#### [Given instruction]
From the records below, pull each line that has "层中元素相对于总目标的排序向量".

#### [Records provided]
▼▼▼

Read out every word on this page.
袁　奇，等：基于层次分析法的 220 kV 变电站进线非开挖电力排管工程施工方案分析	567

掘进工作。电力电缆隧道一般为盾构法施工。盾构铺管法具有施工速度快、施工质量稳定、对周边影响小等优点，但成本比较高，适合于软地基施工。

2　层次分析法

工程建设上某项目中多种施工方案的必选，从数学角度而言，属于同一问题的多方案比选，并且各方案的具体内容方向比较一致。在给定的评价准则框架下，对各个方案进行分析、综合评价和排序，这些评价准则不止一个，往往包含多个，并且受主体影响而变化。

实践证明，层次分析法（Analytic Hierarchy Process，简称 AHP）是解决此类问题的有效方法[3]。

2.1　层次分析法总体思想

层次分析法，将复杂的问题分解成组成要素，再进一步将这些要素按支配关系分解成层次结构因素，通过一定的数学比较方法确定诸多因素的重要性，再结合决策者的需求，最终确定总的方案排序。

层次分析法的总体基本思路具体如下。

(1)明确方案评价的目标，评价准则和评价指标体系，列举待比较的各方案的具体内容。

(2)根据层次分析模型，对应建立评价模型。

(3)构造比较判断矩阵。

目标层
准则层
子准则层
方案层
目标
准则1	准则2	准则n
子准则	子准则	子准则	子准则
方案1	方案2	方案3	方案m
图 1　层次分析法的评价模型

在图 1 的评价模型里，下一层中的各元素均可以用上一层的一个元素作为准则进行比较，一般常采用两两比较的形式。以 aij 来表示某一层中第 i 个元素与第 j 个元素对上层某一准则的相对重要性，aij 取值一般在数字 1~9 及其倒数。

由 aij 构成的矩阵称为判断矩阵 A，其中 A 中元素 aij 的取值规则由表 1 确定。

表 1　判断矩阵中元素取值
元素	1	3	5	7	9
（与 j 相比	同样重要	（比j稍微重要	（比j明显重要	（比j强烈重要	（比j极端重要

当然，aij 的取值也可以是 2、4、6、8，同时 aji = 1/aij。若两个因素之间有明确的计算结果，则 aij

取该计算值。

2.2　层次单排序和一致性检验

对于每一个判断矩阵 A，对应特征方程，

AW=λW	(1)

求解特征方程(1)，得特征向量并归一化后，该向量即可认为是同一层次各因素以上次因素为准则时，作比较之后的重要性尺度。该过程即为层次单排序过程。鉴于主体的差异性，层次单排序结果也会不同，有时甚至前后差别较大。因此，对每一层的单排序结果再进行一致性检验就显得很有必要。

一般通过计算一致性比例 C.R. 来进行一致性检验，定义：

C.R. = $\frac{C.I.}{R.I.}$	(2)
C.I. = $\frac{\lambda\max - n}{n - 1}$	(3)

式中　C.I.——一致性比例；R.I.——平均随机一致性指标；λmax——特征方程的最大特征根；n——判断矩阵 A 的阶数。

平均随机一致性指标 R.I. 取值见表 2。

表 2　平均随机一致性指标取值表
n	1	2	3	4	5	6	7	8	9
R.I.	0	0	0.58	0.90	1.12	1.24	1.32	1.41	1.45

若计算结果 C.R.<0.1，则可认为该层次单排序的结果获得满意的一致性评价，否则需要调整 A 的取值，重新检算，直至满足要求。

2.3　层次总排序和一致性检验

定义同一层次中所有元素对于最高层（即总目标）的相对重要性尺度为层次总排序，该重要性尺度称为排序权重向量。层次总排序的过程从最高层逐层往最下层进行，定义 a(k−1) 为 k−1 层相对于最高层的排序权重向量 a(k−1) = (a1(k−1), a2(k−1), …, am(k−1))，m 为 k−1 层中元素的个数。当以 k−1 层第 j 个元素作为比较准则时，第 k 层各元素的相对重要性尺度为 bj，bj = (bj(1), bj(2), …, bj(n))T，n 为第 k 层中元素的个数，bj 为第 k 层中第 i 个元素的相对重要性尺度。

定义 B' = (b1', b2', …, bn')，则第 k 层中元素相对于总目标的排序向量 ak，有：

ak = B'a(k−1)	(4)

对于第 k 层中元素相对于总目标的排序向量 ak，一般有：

▲▲▲

#### [Result of the exercise]
定义 B' = (b1', b2', …, bn')，则第 k 层中元素相对于总目标的排序向量 ak，有：
对于第 k 层中元素相对于总目标的排序向量 ak，一般有：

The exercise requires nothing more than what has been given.